» **Given task**
Copy each line exactly.

» **Extracted records**
———

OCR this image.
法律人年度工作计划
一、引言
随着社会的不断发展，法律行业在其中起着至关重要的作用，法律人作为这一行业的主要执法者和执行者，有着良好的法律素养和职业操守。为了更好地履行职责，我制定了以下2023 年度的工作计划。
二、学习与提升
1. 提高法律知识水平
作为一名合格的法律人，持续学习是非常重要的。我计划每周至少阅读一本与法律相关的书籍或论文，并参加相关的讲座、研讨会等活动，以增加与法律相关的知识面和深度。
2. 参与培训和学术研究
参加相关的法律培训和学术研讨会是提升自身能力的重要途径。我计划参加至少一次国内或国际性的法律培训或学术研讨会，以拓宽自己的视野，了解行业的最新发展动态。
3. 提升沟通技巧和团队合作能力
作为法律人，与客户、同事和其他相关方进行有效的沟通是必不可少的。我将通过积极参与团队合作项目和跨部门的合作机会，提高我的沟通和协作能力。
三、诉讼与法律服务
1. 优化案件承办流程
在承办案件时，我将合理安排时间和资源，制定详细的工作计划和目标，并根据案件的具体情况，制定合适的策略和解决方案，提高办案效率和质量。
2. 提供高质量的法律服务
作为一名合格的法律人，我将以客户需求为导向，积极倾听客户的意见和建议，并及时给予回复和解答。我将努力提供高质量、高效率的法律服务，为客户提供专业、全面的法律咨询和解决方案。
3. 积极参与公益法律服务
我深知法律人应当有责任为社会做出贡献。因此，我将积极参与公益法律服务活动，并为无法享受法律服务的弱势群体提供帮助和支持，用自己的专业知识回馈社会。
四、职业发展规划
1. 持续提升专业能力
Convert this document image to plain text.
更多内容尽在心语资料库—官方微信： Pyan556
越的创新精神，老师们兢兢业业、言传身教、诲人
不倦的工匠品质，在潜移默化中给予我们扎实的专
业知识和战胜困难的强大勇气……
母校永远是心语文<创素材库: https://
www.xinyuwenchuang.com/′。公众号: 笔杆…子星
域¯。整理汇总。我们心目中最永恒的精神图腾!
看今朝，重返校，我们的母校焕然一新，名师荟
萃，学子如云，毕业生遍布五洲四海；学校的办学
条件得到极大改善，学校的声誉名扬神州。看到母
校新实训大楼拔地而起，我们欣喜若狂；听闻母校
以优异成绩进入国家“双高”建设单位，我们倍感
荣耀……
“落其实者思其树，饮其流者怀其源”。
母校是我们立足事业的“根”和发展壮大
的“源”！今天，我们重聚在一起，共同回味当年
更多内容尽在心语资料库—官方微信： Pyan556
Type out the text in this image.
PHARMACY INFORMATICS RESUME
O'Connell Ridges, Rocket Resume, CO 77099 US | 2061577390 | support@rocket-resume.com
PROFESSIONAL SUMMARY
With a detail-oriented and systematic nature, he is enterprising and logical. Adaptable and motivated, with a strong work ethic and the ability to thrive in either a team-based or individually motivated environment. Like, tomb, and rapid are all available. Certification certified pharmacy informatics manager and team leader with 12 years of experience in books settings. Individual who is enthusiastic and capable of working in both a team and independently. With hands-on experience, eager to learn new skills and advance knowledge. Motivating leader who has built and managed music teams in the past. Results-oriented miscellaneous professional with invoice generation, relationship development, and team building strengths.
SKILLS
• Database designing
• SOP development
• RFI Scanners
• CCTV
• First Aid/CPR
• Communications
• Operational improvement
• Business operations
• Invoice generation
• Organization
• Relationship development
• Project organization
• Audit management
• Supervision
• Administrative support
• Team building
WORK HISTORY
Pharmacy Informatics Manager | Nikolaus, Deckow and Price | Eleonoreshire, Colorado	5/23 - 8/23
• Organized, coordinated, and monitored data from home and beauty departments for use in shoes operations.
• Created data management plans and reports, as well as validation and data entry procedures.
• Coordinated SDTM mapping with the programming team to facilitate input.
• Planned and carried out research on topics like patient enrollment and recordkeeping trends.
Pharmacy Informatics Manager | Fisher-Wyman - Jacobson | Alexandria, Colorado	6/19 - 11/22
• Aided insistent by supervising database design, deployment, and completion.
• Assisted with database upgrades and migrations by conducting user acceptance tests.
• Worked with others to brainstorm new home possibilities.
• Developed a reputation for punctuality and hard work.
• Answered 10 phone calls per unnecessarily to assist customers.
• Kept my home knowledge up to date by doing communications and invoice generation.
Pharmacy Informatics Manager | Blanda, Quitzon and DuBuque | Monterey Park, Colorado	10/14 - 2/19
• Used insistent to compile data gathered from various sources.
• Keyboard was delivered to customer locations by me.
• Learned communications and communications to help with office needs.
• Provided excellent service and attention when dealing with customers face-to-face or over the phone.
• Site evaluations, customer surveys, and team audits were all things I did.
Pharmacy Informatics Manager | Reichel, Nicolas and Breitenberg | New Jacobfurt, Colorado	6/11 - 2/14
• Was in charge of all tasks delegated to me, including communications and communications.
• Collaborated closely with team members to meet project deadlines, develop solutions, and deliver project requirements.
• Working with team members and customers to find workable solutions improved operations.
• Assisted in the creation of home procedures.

———

» **Right answer**
OCR this image.
法律人年度工作计划
一、引言
随着社会的不断发展，法律行业在其中起着至关重要的作用，法律人作为这一行业的主要执法者和执行者，有着良好的法律素养和职业操守。为了更好地履行职责，我制定了以下2023 年度的工作计划。
二、学习与提升
1. 提高法律知识水平
作为一名合格的法律人，持续学习是非常重要的。我计划每周至少阅读一本与法律相关的书籍或论文，并参加相关的讲座、研讨会等活动，以增加与法律相关的知识面和深度。
2. 参与培训和学术研究
参加相关的法律培训和学术研讨会是提升自身能力的重要途径。我计划参加至少一次国内或国际性的法律培训或学术研讨会，以拓宽自己的视野，了解行业的最新发展动态。
3. 提升沟通技巧和团队合作能力
作为法律人，与客户、同事和其他相关方进行有效的沟通是必不可少的。我将通过积极参与团队合作项目和跨部门的合作机会，提高我的沟通和协作能力。
三、诉讼与法律服务
1. 优化案件承办流程
在承办案件时，我将合理安排时间和资源，制定详细的工作计划和目标，并根据案件的具体情况，制定合适的策略和解决方案，提高办案效率和质量。
2. 提供高质量的法律服务
作为一名合格的法律人，我将以客户需求为导向，积极倾听客户的意见和建议，并及时给予回复和解答。我将努力提供高质量、高效率的法律服务，为客户提供专业、全面的法律咨询和解决方案。
3. 积极参与公益法律服务
我深知法律人应当有责任为社会做出贡献。因此，我将积极参与公益法律服务活动，并为无法享受法律服务的弱势群体提供帮助和支持，用自己的专业知识回馈社会。
四、职业发展规划
1. 持续提升专业能力
Convert this document image to plain text.
更多内容尽在心语资料库—官方微信： Pyan556
越的创新精神，老师们兢兢业业、言传身教、诲人
不倦的工匠品质，在潜移默化中给予我们扎实的专
业知识和战胜困难的强大勇气……
母校永远是心语文<创素材库: https://
www.xinyuwenchuang.com/′。公众号: 笔杆…子星
域¯。整理汇总。我们心目中最永恒的精神图腾!
看今朝，重返校，我们的母校焕然一新，名师荟
萃，学子如云，毕业生遍布五洲四海；学校的办学
条件得到极大改善，学校的声誉名扬神州。看到母
校新实训大楼拔地而起，我们欣喜若狂；听闻母校
以优异成绩进入国家“双高”建设单位，我们倍感
荣耀……
“落其实者思其树，饮其流者怀其源”。
母校是我们立足事业的“根”和发展壮大
的“源”！今天，我们重聚在一起，共同回味当年
更多内容尽在心语资料库—官方微信： Pyan556
Type out the text in this image.
PHARMACY INFORMATICS RESUME
O'Connell Ridges, Rocket Resume, CO 77099 US | 2061577390 | support@rocket-resume.com
PROFESSIONAL SUMMARY
With a detail-oriented and systematic nature, he is enterprising and logical. Adaptable and motivated, with a strong work ethic and the ability to thrive in either a team-based or individually motivated environment. Like, tomb, and rapid are all available. Certification certified pharmacy informatics manager and team leader with 12 years of experience in books settings. Individual who is enthusiastic and capable of working in both a team and independently. With hands-on experience, eager to learn new skills and advance knowledge. Motivating leader who has built and managed music teams in the past. Results-oriented miscellaneous professional with invoice generation, relationship development, and team building strengths.
SKILLS
• Database designing
• SOP development
• RFI Scanners
• CCTV
• First Aid/CPR
• Communications
• Operational improvement
• Business operations
• Invoice generation
• Organization
• Relationship development
• Project organization
• Audit management
• Supervision
• Administrative support
• Team building
WORK HISTORY
Pharmacy Informatics Manager | Nikolaus, Deckow and Price | Eleonoreshire, Colorado	5/23 - 8/23
• Organized, coordinated, and monitored data from home and beauty departments for use in shoes operations.
• Created data management plans and reports, as well as validation and data entry procedures.
• Coordinated SDTM mapping with the programming team to facilitate input.
• Planned and carried out research on topics like patient enrollment and recordkeeping trends.
Pharmacy Informatics Manager | Fisher-Wyman - Jacobson | Alexandria, Colorado	6/19 - 11/22
• Aided insistent by supervising database design, deployment, and completion.
• Assisted with database upgrades and migrations by conducting user acceptance tests.
• Worked with others to brainstorm new home possibilities.
• Developed a reputation for punctuality and hard work.
• Answered 10 phone calls per unnecessarily to assist customers.
• Kept my home knowledge up to date by doing communications and invoice generation.
Pharmacy Informatics Manager | Blanda, Quitzon and DuBuque | Monterey Park, Colorado	10/14 - 2/19
• Used insistent to compile data gathered from various sources.
• Keyboard was delivered to customer locations by me.
• Learned communications and communications to help with office needs.
• Provided excellent service and attention when dealing with customers face-to-face or over the phone.
• Site evaluations, customer surveys, and team audits were all things I did.
Pharmacy Informatics Manager | Reichel, Nicolas and Breitenberg | New Jacobfurt, Colorado	6/11 - 2/14
• Was in charge of all tasks delegated to me, including communications and communications.
• Collaborated closely with team members to meet project deadlines, develop solutions, and deliver project requirements.
• Working with team members and customers to find workable solutions improved operations.
• Assisted in the creation of home procedures.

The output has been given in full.